(Part of a data file)
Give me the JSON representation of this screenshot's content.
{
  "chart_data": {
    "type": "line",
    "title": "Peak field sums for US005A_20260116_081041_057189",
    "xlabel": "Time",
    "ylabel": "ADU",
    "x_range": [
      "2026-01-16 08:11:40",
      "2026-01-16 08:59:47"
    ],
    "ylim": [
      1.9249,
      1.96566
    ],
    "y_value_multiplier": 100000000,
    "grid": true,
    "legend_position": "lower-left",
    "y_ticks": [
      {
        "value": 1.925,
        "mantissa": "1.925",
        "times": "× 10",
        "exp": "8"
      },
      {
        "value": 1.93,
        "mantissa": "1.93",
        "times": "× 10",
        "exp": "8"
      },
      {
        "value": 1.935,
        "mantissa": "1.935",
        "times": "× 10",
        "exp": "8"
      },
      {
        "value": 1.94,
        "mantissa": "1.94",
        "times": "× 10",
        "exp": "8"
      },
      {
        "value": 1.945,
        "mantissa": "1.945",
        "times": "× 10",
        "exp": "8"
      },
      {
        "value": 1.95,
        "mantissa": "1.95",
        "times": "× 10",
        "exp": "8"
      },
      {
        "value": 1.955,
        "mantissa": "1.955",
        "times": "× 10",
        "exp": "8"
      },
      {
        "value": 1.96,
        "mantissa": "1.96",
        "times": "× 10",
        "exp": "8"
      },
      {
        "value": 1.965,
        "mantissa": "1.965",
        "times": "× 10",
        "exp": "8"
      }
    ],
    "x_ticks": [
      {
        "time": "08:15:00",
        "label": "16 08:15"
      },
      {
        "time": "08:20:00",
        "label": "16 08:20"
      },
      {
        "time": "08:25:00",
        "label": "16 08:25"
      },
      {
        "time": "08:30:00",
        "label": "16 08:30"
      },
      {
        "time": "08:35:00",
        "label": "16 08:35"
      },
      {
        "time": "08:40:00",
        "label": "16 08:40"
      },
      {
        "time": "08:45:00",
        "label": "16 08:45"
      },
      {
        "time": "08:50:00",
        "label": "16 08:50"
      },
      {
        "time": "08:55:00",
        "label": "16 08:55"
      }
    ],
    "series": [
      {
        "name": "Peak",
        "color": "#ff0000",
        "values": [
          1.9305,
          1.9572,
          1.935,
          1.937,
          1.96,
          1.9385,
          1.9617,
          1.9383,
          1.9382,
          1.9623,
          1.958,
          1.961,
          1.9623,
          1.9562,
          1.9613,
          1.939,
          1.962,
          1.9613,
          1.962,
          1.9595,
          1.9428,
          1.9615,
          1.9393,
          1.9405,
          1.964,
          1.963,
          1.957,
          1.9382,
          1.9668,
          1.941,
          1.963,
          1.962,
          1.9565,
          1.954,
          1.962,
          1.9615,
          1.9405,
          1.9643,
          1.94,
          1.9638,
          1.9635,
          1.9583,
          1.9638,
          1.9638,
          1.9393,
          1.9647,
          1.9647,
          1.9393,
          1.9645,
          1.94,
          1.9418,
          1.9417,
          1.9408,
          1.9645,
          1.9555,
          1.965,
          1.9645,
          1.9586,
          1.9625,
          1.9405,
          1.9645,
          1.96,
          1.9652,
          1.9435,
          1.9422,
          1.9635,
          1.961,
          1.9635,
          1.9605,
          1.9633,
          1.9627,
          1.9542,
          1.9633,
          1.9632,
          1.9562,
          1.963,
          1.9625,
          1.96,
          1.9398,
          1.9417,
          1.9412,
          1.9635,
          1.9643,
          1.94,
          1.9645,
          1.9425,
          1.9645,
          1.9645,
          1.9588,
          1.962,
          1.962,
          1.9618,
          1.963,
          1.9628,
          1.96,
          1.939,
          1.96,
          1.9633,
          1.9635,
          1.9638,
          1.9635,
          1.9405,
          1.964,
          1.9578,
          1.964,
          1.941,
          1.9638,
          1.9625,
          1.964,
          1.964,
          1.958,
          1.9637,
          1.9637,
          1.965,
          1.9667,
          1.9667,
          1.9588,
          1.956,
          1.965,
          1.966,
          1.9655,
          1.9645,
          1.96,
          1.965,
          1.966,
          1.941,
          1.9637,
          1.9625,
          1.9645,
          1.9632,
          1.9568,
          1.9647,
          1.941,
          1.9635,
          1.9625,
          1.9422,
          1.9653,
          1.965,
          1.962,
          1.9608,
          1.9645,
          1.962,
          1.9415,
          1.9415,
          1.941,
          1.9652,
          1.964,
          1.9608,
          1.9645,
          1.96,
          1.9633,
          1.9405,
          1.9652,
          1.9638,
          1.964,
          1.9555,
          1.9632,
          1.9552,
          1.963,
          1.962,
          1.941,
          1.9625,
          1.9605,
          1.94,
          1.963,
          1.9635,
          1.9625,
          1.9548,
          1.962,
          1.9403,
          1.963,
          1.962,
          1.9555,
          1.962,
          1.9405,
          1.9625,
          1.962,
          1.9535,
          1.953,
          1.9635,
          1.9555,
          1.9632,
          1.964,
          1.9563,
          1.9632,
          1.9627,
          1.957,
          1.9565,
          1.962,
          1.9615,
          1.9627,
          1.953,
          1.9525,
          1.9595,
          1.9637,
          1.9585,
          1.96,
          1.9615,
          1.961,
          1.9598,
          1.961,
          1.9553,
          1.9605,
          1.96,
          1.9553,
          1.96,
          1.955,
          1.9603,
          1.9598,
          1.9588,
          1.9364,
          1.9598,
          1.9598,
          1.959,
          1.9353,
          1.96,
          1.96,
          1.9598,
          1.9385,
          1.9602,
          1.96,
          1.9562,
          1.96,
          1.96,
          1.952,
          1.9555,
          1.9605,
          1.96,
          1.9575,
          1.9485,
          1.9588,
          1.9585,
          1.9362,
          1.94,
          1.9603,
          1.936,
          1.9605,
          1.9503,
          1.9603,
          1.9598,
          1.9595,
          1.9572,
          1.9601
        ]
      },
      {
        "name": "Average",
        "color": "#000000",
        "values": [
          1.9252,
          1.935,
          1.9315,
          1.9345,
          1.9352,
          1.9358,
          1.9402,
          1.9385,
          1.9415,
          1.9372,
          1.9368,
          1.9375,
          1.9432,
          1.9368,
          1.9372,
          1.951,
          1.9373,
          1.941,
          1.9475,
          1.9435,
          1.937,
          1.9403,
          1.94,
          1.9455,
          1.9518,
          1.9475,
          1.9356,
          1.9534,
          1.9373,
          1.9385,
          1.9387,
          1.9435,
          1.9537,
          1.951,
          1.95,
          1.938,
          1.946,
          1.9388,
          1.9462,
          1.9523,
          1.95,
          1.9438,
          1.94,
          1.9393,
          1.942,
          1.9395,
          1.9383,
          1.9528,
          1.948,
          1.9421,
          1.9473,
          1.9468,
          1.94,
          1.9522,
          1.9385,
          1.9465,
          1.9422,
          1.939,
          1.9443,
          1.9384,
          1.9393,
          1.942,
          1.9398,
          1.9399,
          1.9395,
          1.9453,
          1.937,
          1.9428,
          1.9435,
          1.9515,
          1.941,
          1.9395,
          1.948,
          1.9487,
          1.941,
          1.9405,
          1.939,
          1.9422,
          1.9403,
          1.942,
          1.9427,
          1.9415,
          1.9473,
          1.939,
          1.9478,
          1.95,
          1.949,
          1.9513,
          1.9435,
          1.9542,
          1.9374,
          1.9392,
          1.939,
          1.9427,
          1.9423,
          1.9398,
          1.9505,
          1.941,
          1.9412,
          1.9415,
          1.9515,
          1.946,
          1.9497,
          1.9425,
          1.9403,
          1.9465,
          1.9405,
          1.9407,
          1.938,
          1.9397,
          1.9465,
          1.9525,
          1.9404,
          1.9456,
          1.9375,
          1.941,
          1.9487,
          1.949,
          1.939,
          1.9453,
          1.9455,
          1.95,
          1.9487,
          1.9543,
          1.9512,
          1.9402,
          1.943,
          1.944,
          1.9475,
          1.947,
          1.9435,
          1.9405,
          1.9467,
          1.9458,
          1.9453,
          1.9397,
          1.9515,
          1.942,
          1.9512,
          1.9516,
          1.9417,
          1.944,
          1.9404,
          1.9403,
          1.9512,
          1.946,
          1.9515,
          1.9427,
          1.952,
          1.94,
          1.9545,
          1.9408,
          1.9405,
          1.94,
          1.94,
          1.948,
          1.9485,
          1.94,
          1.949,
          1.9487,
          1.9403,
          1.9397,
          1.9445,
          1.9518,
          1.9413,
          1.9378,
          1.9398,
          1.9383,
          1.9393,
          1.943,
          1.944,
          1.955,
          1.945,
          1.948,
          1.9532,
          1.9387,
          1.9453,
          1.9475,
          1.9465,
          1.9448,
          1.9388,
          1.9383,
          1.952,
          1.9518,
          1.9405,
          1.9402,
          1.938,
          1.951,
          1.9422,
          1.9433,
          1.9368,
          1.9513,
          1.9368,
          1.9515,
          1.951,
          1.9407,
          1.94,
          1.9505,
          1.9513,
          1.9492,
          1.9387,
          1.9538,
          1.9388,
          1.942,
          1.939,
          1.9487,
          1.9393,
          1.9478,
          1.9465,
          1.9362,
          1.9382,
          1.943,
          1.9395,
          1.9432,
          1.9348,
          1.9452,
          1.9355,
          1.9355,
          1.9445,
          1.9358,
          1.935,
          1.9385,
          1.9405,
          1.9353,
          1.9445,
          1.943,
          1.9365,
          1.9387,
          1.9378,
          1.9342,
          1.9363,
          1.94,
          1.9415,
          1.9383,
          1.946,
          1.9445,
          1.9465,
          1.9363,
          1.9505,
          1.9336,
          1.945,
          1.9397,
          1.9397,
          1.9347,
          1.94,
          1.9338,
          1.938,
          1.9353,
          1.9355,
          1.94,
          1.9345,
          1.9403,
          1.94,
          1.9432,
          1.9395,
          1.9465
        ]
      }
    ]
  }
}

DIRECTIONS FOR THIS TASK:
Find every line in the records above that contains the word "mantissa", and copy each one.

OUTPUT BELOW:
        "mantissa": "1.925",
        "mantissa": "1.93",
        "mantissa": "1.935",
        "mantissa": "1.94",
        "mantissa": "1.945",
        "mantissa": "1.95",
        "mantissa": "1.955",
        "mantissa": "1.96",
        "mantissa": "1.965",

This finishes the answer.